(Aim of the task): Each line of the material below should be reproduced exactly.

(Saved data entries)
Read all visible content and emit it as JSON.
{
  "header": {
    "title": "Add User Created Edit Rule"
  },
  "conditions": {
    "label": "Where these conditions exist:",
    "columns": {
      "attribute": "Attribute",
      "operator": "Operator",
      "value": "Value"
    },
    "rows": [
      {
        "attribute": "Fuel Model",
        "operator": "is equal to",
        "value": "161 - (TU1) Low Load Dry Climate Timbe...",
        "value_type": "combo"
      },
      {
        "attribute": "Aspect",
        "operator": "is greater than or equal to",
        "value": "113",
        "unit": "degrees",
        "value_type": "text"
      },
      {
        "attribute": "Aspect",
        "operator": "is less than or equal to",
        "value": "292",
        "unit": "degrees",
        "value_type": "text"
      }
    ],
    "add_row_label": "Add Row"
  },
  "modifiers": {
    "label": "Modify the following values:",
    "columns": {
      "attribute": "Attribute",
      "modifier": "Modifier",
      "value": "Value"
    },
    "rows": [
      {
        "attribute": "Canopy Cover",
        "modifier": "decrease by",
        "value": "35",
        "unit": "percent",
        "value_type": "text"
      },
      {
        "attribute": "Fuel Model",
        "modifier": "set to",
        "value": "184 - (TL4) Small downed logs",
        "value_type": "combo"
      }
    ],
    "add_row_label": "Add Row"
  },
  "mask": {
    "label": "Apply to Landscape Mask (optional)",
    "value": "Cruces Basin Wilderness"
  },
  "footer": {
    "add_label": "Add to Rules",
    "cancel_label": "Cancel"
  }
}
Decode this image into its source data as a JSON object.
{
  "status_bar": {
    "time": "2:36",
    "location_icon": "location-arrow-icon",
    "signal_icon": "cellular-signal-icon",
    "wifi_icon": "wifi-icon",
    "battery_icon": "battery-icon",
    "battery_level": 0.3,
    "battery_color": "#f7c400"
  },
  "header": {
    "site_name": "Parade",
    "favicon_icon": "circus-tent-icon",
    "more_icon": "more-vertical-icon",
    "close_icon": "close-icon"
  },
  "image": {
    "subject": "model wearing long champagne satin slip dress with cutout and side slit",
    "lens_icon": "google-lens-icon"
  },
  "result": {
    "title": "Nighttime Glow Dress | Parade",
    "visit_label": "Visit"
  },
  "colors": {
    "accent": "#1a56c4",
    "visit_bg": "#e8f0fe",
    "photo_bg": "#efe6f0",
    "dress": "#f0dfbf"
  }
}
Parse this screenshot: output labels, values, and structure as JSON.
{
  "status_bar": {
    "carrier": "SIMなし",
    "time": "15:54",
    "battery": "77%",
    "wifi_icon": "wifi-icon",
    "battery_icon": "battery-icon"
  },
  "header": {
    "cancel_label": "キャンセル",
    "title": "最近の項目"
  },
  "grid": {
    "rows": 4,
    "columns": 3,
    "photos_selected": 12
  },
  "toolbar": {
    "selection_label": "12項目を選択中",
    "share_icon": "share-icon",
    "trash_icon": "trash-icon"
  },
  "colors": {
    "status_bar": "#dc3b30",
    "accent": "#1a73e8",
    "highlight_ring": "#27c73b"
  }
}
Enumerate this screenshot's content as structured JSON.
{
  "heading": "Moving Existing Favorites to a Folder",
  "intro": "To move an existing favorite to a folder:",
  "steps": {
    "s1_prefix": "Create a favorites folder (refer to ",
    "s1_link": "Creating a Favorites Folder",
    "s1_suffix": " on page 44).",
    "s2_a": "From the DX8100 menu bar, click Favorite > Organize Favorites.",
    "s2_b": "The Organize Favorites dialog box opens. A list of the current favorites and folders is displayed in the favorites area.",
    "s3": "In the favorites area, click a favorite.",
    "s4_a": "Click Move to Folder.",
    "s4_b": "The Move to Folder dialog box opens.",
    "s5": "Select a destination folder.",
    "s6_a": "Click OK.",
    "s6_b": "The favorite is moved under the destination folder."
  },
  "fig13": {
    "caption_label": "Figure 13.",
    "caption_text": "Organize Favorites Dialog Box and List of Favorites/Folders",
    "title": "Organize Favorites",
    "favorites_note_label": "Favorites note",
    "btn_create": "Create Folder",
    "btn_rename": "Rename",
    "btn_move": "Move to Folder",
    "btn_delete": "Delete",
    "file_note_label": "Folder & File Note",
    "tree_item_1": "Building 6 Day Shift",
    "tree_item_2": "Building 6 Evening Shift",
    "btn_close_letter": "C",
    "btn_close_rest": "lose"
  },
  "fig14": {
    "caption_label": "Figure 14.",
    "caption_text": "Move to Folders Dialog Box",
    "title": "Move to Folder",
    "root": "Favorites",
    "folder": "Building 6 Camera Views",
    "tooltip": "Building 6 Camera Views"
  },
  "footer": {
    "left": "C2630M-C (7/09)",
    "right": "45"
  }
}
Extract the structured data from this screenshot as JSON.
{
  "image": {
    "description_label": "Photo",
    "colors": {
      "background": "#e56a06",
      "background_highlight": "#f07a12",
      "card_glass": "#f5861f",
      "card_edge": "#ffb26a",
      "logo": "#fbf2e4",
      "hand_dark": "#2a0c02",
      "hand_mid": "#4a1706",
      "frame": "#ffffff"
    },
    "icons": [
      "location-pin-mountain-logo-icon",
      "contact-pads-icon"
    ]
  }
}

(Exercise answer):
Read all visible content and emit it as JSON.
{
  "header": {
    "title": "Add User Created Edit Rule"
  },
  "conditions": {
    "label": "Where these conditions exist:",
    "columns": {
      "attribute": "Attribute",
      "operator": "Operator",
      "value": "Value"
    },
    "rows": [
      {
        "attribute": "Fuel Model",
        "operator": "is equal to",
        "value": "161 - (TU1) Low Load Dry Climate Timbe...",
        "value_type": "combo"
      },
      {
        "attribute": "Aspect",
        "operator": "is greater than or equal to",
        "value": "113",
        "unit": "degrees",
        "value_type": "text"
      },
      {
        "attribute": "Aspect",
        "operator": "is less than or equal to",
        "value": "292",
        "unit": "degrees",
        "value_type": "text"
      }
    ],
    "add_row_label": "Add Row"
  },
  "modifiers": {
    "label": "Modify the following values:",
    "columns": {
      "attribute": "Attribute",
      "modifier": "Modifier",
      "value": "Value"
    },
    "rows": [
      {
        "attribute": "Canopy Cover",
        "modifier": "decrease by",
        "value": "35",
        "unit": "percent",
        "value_type": "text"
      },
      {
        "attribute": "Fuel Model",
        "modifier": "set to",
        "value": "184 - (TL4) Small downed logs",
        "value_type": "combo"
      }
    ],
    "add_row_label": "Add Row"
  },
  "mask": {
    "label": "Apply to Landscape Mask (optional)",
    "value": "Cruces Basin Wilderness"
  },
  "footer": {
    "add_label": "Add to Rules",
    "cancel_label": "Cancel"
  }
}
Decode this image into its source data as a JSON object.
{
  "status_bar": {
    "time": "2:36",
    "location_icon": "location-arrow-icon",
    "signal_icon": "cellular-signal-icon",
    "wifi_icon": "wifi-icon",
    "battery_icon": "battery-icon",
    "battery_level": 0.3,
    "battery_color": "#f7c400"
  },
  "header": {
    "site_name": "Parade",
    "favicon_icon": "circus-tent-icon",
    "more_icon": "more-vertical-icon",
    "close_icon": "close-icon"
  },
  "image": {
    "subject": "model wearing long champagne satin slip dress with cutout and side slit",
    "lens_icon": "google-lens-icon"
  },
  "result": {
    "title": "Nighttime Glow Dress | Parade",
    "visit_label": "Visit"
  },
  "colors": {
    "accent": "#1a56c4",
    "visit_bg": "#e8f0fe",
    "photo_bg": "#efe6f0",
    "dress": "#f0dfbf"
  }
}
Parse this screenshot: output labels, values, and structure as JSON.
{
  "status_bar": {
    "carrier": "SIMなし",
    "time": "15:54",
    "battery": "77%",
    "wifi_icon": "wifi-icon",
    "battery_icon": "battery-icon"
  },
  "header": {
    "cancel_label": "キャンセル",
    "title": "最近の項目"
  },
  "grid": {
    "rows": 4,
    "columns": 3,
    "photos_selected": 12
  },
  "toolbar": {
    "selection_label": "12項目を選択中",
    "share_icon": "share-icon",
    "trash_icon": "trash-icon"
  },
  "colors": {
    "status_bar": "#dc3b30",
    "accent": "#1a73e8",
    "highlight_ring": "#27c73b"
  }
}
Enumerate this screenshot's content as structured JSON.
{
  "heading": "Moving Existing Favorites to a Folder",
  "intro": "To move an existing favorite to a folder:",
  "steps": {
    "s1_prefix": "Create a favorites folder (refer to ",
    "s1_link": "Creating a Favorites Folder",
    "s1_suffix": " on page 44).",
    "s2_a": "From the DX8100 menu bar, click Favorite > Organize Favorites.",
    "s2_b": "The Organize Favorites dialog box opens. A list of the current favorites and folders is displayed in the favorites area.",
    "s3": "In the favorites area, click a favorite.",
    "s4_a": "Click Move to Folder.",
    "s4_b": "The Move to Folder dialog box opens.",
    "s5": "Select a destination folder.",
    "s6_a": "Click OK.",
    "s6_b": "The favorite is moved under the destination folder."
  },
  "fig13": {
    "caption_label": "Figure 13.",
    "caption_text": "Organize Favorites Dialog Box and List of Favorites/Folders",
    "title": "Organize Favorites",
    "favorites_note_label": "Favorites note",
    "btn_create": "Create Folder",
    "btn_rename": "Rename",
    "btn_move": "Move to Folder",
    "btn_delete": "Delete",
    "file_note_label": "Folder & File Note",
    "tree_item_1": "Building 6 Day Shift",
    "tree_item_2": "Building 6 Evening Shift",
    "btn_close_letter": "C",
    "btn_close_rest": "lose"
  },
  "fig14": {
    "caption_label": "Figure 14.",
    "caption_text": "Move to Folders Dialog Box",
    "title": "Move to Folder",
    "root": "Favorites",
    "folder": "Building 6 Camera Views",
    "tooltip": "Building 6 Camera Views"
  },
  "footer": {
    "left": "C2630M-C (7/09)",
    "right": "45"
  }
}
Extract the structured data from this screenshot as JSON.
{
  "image": {
    "description_label": "Photo",
    "colors": {
      "background": "#e56a06",
      "background_highlight": "#f07a12",
      "card_glass": "#f5861f",
      "card_edge": "#ffb26a",
      "logo": "#fbf2e4",
      "hand_dark": "#2a0c02",
      "hand_mid": "#4a1706",
      "frame": "#ffffff"
    },
    "icons": [
      "location-pin-mountain-logo-icon",
      "contact-pads-icon"
    ]
  }
}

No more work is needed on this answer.